## WHAT TO DO
Draw out every line with the word "Record" from the listing below.

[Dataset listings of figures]

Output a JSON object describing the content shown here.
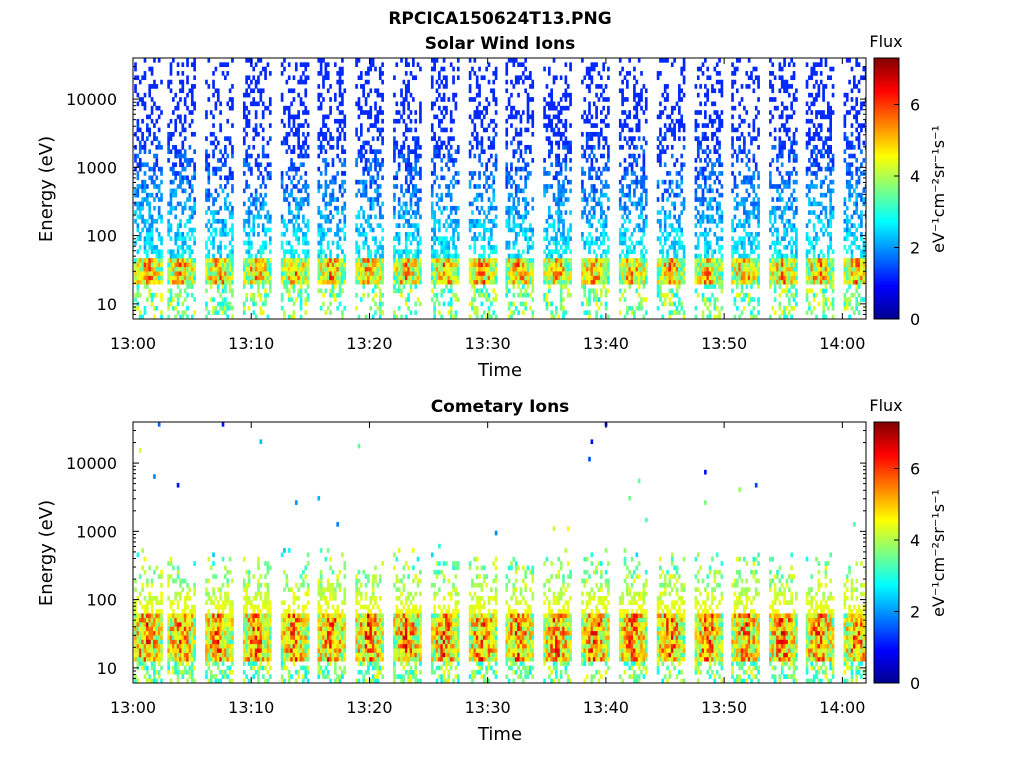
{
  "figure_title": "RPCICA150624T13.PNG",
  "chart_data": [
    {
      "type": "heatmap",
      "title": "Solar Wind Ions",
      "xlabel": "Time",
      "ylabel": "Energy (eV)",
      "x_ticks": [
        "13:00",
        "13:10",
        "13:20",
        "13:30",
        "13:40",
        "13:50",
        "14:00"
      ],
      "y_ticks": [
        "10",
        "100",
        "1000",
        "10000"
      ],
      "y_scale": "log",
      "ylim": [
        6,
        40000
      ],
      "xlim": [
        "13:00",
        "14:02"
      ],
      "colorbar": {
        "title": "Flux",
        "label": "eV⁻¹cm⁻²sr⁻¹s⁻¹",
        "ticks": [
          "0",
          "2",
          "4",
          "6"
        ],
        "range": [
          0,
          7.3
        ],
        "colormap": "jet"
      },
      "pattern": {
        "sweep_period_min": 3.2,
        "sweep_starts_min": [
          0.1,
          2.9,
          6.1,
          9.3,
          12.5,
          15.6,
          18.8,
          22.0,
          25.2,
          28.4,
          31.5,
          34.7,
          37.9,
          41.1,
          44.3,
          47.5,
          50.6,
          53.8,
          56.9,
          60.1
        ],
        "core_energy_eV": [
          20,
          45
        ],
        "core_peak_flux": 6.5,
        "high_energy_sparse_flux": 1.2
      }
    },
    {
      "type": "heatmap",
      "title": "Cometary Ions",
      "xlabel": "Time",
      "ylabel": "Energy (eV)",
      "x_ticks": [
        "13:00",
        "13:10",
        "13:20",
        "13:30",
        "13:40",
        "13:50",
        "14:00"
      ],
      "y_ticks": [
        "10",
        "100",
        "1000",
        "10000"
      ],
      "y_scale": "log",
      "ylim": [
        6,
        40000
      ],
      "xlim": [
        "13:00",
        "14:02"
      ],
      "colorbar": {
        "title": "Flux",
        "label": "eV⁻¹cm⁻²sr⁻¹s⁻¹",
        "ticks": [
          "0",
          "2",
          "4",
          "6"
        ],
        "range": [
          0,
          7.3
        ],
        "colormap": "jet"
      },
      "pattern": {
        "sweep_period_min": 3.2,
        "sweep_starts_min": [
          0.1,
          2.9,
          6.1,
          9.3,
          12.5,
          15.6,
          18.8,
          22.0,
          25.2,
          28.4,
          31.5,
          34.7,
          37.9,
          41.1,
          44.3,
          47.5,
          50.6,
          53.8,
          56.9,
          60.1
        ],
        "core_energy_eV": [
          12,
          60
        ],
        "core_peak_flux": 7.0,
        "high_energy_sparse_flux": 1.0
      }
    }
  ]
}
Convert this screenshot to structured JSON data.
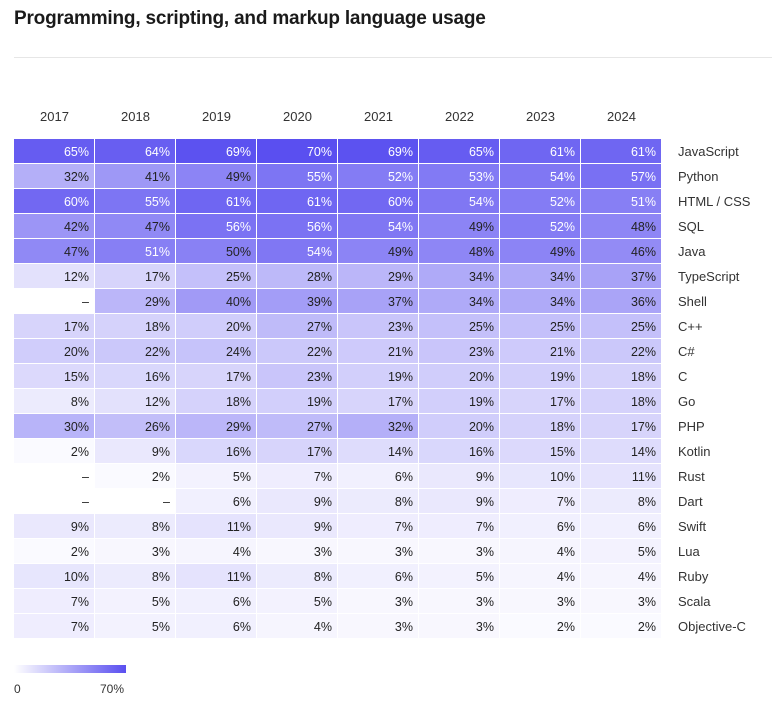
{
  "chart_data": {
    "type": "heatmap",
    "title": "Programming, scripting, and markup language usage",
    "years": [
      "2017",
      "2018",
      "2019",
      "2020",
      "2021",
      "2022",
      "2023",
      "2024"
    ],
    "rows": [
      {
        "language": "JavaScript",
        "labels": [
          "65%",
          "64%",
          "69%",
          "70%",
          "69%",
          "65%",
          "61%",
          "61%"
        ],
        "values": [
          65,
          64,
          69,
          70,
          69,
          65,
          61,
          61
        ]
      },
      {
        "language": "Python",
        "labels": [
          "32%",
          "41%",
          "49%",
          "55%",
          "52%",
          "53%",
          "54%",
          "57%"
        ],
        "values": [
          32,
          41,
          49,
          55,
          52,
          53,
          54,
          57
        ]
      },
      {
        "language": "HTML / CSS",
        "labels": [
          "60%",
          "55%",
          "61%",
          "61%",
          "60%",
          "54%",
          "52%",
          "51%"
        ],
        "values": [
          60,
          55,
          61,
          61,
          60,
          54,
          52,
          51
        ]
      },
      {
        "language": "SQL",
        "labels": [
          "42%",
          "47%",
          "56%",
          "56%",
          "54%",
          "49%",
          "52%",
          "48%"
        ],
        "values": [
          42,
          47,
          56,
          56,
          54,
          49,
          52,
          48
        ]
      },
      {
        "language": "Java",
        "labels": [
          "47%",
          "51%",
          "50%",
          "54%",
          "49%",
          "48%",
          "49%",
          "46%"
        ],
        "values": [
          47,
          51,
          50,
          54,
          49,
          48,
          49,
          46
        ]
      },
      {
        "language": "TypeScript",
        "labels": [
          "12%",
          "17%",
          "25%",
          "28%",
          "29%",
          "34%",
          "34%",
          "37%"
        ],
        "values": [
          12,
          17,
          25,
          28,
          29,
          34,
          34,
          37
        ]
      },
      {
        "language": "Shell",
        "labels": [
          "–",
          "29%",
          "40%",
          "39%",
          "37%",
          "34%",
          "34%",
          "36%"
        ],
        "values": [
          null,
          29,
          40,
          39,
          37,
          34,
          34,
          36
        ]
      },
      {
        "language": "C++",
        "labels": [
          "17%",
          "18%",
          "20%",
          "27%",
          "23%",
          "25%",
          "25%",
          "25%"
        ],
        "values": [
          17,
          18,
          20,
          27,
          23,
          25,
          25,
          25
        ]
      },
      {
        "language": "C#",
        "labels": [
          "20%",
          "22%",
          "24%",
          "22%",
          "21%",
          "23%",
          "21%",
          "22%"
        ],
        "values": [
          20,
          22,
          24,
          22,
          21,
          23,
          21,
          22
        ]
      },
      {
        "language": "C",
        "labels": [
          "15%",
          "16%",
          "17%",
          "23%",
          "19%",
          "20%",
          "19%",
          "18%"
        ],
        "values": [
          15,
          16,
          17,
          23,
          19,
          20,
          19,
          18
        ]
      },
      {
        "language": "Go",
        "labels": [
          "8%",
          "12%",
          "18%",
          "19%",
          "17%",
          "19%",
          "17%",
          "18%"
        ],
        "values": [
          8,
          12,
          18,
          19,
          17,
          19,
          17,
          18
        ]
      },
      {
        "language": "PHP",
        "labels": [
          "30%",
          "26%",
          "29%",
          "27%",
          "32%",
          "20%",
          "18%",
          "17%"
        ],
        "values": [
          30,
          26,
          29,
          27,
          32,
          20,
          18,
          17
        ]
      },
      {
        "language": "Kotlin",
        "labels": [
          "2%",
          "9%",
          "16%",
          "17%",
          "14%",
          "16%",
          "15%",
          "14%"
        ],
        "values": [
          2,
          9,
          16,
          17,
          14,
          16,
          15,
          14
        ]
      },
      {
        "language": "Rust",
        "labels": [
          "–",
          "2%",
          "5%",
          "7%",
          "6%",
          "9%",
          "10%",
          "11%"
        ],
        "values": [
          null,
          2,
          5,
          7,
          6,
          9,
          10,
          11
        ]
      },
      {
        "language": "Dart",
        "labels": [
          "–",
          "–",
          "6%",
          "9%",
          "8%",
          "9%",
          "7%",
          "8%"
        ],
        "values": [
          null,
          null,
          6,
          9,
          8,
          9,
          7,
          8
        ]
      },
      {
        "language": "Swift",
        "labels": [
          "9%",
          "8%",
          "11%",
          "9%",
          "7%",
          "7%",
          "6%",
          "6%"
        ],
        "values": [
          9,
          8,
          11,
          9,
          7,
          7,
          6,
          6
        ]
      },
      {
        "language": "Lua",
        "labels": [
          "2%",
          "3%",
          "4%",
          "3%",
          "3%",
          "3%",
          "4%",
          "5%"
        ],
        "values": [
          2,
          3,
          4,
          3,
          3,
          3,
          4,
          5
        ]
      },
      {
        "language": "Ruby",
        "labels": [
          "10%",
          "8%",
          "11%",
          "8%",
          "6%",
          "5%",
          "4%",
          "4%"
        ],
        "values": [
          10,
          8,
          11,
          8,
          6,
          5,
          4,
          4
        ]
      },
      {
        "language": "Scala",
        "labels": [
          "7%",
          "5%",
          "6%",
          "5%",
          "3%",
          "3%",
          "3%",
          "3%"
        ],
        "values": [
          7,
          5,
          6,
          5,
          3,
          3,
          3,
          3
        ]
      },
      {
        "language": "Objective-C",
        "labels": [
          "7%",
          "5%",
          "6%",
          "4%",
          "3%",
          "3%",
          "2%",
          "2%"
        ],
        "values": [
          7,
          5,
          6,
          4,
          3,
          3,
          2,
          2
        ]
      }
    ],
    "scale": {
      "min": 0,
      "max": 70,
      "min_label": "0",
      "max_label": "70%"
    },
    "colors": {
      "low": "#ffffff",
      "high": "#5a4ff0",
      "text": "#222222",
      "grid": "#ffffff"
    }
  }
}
==
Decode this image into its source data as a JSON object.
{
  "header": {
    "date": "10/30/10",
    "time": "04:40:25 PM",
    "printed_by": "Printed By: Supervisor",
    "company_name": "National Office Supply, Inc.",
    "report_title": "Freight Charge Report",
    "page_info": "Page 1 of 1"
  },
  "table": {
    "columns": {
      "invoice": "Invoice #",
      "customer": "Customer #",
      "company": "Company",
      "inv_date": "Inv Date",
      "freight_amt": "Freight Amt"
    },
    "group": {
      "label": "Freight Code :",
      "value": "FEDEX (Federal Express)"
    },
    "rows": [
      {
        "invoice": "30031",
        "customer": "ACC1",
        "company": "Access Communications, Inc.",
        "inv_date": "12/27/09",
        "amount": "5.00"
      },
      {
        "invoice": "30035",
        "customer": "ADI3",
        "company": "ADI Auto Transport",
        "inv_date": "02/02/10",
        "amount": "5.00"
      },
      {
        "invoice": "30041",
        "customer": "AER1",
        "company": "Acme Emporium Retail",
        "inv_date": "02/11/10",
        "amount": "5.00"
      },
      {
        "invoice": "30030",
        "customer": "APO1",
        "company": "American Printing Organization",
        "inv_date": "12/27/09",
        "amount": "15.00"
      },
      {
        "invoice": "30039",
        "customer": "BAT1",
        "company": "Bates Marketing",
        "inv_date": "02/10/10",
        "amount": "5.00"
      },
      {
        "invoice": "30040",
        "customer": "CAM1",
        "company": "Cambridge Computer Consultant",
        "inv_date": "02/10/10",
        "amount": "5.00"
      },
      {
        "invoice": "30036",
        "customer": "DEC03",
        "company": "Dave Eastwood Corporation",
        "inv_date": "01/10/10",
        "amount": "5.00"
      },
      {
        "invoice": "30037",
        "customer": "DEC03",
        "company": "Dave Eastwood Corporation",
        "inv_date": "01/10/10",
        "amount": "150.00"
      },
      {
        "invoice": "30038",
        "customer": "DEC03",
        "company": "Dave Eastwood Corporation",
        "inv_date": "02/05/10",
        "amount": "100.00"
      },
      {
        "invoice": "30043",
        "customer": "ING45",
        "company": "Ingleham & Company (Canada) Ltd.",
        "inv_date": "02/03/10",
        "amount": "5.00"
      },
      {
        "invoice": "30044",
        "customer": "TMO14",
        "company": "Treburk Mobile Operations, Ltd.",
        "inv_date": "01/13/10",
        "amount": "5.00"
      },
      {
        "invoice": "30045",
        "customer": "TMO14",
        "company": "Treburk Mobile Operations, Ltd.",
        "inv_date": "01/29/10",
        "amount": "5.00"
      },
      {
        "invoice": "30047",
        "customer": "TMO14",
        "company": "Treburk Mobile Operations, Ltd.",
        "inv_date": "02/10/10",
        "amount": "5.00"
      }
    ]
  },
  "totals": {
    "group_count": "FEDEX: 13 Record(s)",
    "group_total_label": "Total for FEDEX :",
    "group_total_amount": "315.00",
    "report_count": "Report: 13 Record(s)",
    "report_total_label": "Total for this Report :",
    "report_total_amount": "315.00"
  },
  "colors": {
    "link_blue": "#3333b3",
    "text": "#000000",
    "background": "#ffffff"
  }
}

## RESULT OF THE EXERCISE
    "group_count": "FEDEX: 13 Record(s)",
    "report_count": "Report: 13 Record(s)",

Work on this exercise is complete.